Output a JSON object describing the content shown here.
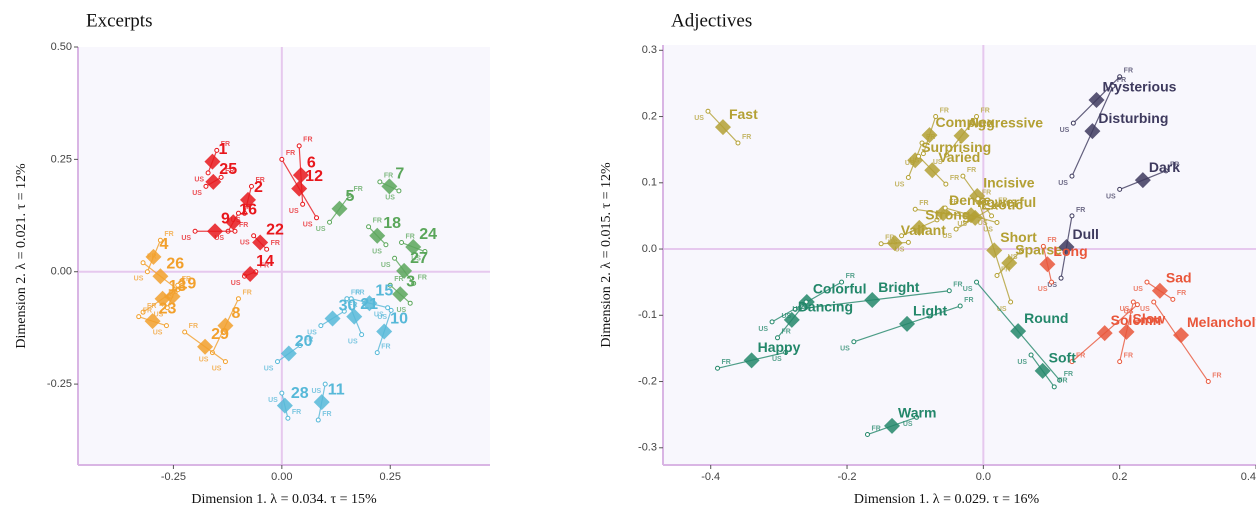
{
  "chart_data": [
    {
      "type": "scatter",
      "title": "Excerpts",
      "xlabel": "Dimension 1.   λ = 0.034.   τ = 15%",
      "ylabel": "Dimension 2.   λ = 0.021.   τ = 12%",
      "xlim": [
        -0.47,
        0.48
      ],
      "ylim": [
        -0.43,
        0.5
      ],
      "xticks": [
        -0.25,
        {
          "value": 0,
          "label": "0.00"
        },
        0.25
      ],
      "yticks": [
        -0.25,
        {
          "value": 0,
          "label": "0.00"
        },
        0.25,
        {
          "value": 0.5,
          "label": "0.50"
        }
      ],
      "partial_labels": [
        "US",
        "FR"
      ],
      "series": [
        {
          "color": "#e8171c",
          "labels": [
            "1",
            "25",
            "2",
            "16",
            "9",
            "6",
            "12",
            "22",
            "14"
          ],
          "x": [
            -0.16,
            -0.158,
            -0.078,
            -0.112,
            -0.154,
            0.044,
            0.04,
            -0.05,
            -0.073
          ],
          "y": [
            0.245,
            0.2,
            0.16,
            0.11,
            0.09,
            0.215,
            0.185,
            0.065,
            -0.005
          ],
          "us_x": [
            -0.17,
            -0.175,
            -0.086,
            -0.124,
            -0.2,
            0.048,
            0.08,
            -0.065,
            -0.086
          ],
          "us_y": [
            0.22,
            0.19,
            0.13,
            0.09,
            0.09,
            0.15,
            0.12,
            0.08,
            -0.01
          ],
          "fr_x": [
            -0.15,
            -0.14,
            -0.07,
            -0.1,
            -0.108,
            0.04,
            0.0,
            -0.035,
            -0.06
          ],
          "fr_y": [
            0.27,
            0.21,
            0.19,
            0.13,
            0.09,
            0.28,
            0.25,
            0.05,
            0.0
          ]
        },
        {
          "color": "#f2a02c",
          "labels": [
            "4",
            "26",
            "19",
            "13",
            "23",
            "8",
            "29"
          ],
          "x": [
            -0.296,
            -0.28,
            -0.252,
            -0.275,
            -0.298,
            -0.13,
            -0.177
          ],
          "y": [
            0.033,
            -0.01,
            -0.055,
            -0.06,
            -0.11,
            -0.12,
            -0.167
          ],
          "us_x": [
            -0.31,
            -0.24,
            -0.264,
            -0.23,
            -0.266,
            -0.16,
            -0.13
          ],
          "us_y": [
            0.0,
            -0.04,
            -0.08,
            -0.03,
            -0.12,
            -0.18,
            -0.2
          ],
          "fr_x": [
            -0.28,
            -0.32,
            -0.24,
            -0.32,
            -0.33,
            -0.1,
            -0.224
          ],
          "fr_y": [
            0.07,
            0.02,
            -0.03,
            -0.09,
            -0.1,
            -0.06,
            -0.134
          ]
        },
        {
          "color": "#5aa65a",
          "labels": [
            "5",
            "7",
            "18",
            "24",
            "27",
            "3"
          ],
          "x": [
            0.133,
            0.248,
            0.22,
            0.303,
            0.282,
            0.273
          ],
          "y": [
            0.14,
            0.19,
            0.08,
            0.055,
            0.002,
            -0.05
          ],
          "us_x": [
            0.11,
            0.27,
            0.24,
            0.33,
            0.26,
            0.296
          ],
          "us_y": [
            0.11,
            0.18,
            0.06,
            0.045,
            0.03,
            -0.07
          ],
          "fr_x": [
            0.156,
            0.226,
            0.2,
            0.276,
            0.304,
            0.25
          ],
          "fr_y": [
            0.17,
            0.2,
            0.1,
            0.065,
            -0.026,
            -0.03
          ]
        },
        {
          "color": "#56b8d8",
          "labels": [
            "15",
            "21",
            "30",
            "10",
            "20",
            "28",
            "11"
          ],
          "x": [
            0.202,
            0.167,
            0.117,
            0.236,
            0.016,
            0.007,
            0.092
          ],
          "y": [
            -0.07,
            -0.1,
            -0.104,
            -0.133,
            -0.182,
            -0.298,
            -0.29
          ],
          "us_x": [
            0.244,
            0.184,
            0.09,
            0.252,
            -0.01,
            0.0,
            0.1
          ],
          "us_y": [
            -0.08,
            -0.14,
            -0.12,
            -0.086,
            -0.2,
            -0.27,
            -0.25
          ],
          "fr_x": [
            0.16,
            0.15,
            0.144,
            0.22,
            0.042,
            0.014,
            0.084
          ],
          "fr_y": [
            -0.06,
            -0.06,
            -0.088,
            -0.18,
            -0.164,
            -0.326,
            -0.33
          ]
        }
      ]
    },
    {
      "type": "scatter",
      "title": "Adjectives",
      "xlabel": "Dimension 1.   λ = 0.029.   τ = 16%",
      "ylabel": "Dimension 2.   λ = 0.015.   τ = 12%",
      "xlim": [
        -0.47,
        0.4
      ],
      "ylim": [
        -0.326,
        0.308
      ],
      "xticks": [
        -0.4,
        -0.2,
        {
          "value": 0,
          "label": "0.0"
        },
        0.2,
        0.4
      ],
      "yticks": [
        -0.3,
        -0.2,
        -0.1,
        {
          "value": 0,
          "label": "0.0"
        },
        0.1,
        0.2,
        0.3
      ],
      "partial_labels": [
        "US",
        "FR"
      ],
      "series": [
        {
          "color": "#b3a034",
          "labels": [
            "Fast",
            "Complex",
            "Aggressive",
            "Surprising",
            "Varied",
            "Incisive",
            "Dense",
            "Powerful",
            "Exotic",
            "Strong",
            "Valiant",
            "Short",
            "Sparse"
          ],
          "x": [
            -0.382,
            -0.079,
            -0.032,
            -0.1,
            -0.075,
            -0.009,
            -0.059,
            -0.018,
            -0.012,
            -0.094,
            -0.13,
            0.016,
            0.038
          ],
          "y": [
            0.184,
            0.172,
            0.171,
            0.134,
            0.119,
            0.08,
            0.054,
            0.051,
            0.047,
            0.032,
            0.009,
            -0.002,
            -0.021
          ],
          "us_x": [
            -0.404,
            -0.088,
            -0.054,
            -0.11,
            -0.095,
            0.012,
            -0.018,
            0.02,
            -0.04,
            -0.12,
            -0.11,
            0.04,
            0.056
          ],
          "us_y": [
            0.208,
            0.144,
            0.142,
            0.108,
            0.14,
            0.05,
            0.048,
            0.04,
            0.03,
            0.02,
            0.01,
            -0.08,
            -0.002
          ],
          "fr_x": [
            -0.36,
            -0.07,
            -0.01,
            -0.09,
            -0.055,
            -0.03,
            -0.1,
            -0.056,
            0.016,
            -0.068,
            -0.15,
            -0.008,
            0.02
          ],
          "fr_y": [
            0.16,
            0.2,
            0.2,
            0.16,
            0.098,
            0.11,
            0.06,
            0.062,
            0.064,
            0.044,
            0.008,
            0.076,
            -0.04
          ]
        },
        {
          "color": "#3e3a5e",
          "labels": [
            "Mysterious",
            "Disturbing",
            "Dark",
            "Dull"
          ],
          "x": [
            0.166,
            0.16,
            0.234,
            0.122
          ],
          "y": [
            0.225,
            0.178,
            0.104,
            0.003
          ],
          "us_x": [
            0.132,
            0.13,
            0.2,
            0.114
          ],
          "us_y": [
            0.19,
            0.11,
            0.09,
            -0.044
          ],
          "fr_x": [
            0.2,
            0.19,
            0.268,
            0.13
          ],
          "fr_y": [
            0.26,
            0.246,
            0.118,
            0.05
          ]
        },
        {
          "color": "#e9563a",
          "labels": [
            "Long",
            "Sad",
            "Slow",
            "Melancholy",
            "Solemn"
          ],
          "x": [
            0.094,
            0.259,
            0.21,
            0.29,
            0.178
          ],
          "y": [
            -0.023,
            -0.063,
            -0.125,
            -0.13,
            -0.127
          ],
          "us_x": [
            0.1,
            0.24,
            0.22,
            0.25,
            0.226
          ],
          "us_y": [
            -0.05,
            -0.05,
            -0.08,
            -0.08,
            -0.084
          ],
          "fr_x": [
            0.088,
            0.278,
            0.2,
            0.33,
            0.13
          ],
          "fr_y": [
            0.004,
            -0.076,
            -0.17,
            -0.2,
            -0.17
          ]
        },
        {
          "color": "#23876a",
          "labels": [
            "Colorful",
            "Bright",
            "Dancing",
            "Happy",
            "Light",
            "Round",
            "Soft",
            "Warm"
          ],
          "x": [
            -0.259,
            -0.163,
            -0.281,
            -0.34,
            -0.112,
            0.051,
            0.087,
            -0.134
          ],
          "y": [
            -0.08,
            -0.077,
            -0.107,
            -0.168,
            -0.113,
            -0.124,
            -0.184,
            -0.267
          ],
          "us_x": [
            -0.31,
            -0.276,
            -0.26,
            -0.29,
            -0.19,
            -0.01,
            0.07,
            -0.098
          ],
          "us_y": [
            -0.11,
            -0.091,
            -0.08,
            -0.156,
            -0.14,
            -0.05,
            -0.16,
            -0.254
          ],
          "fr_x": [
            -0.208,
            -0.05,
            -0.302,
            -0.39,
            -0.034,
            0.112,
            0.104,
            -0.17
          ],
          "fr_y": [
            -0.05,
            -0.063,
            -0.134,
            -0.18,
            -0.086,
            -0.198,
            -0.208,
            -0.28
          ]
        }
      ]
    }
  ]
}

* **Task prompt**
Which lines hold the word "Dimension"? Show each one.

* **Finished task**
      "xlabel": "Dimension 1.   λ = 0.034.   τ = 15%",
      "ylabel": "Dimension 2.   λ = 0.021.   τ = 12%",
      "xlabel": "Dimension 1.   λ = 0.029.   τ = 16%",
      "ylabel": "Dimension 2.   λ = 0.015.   τ = 12%",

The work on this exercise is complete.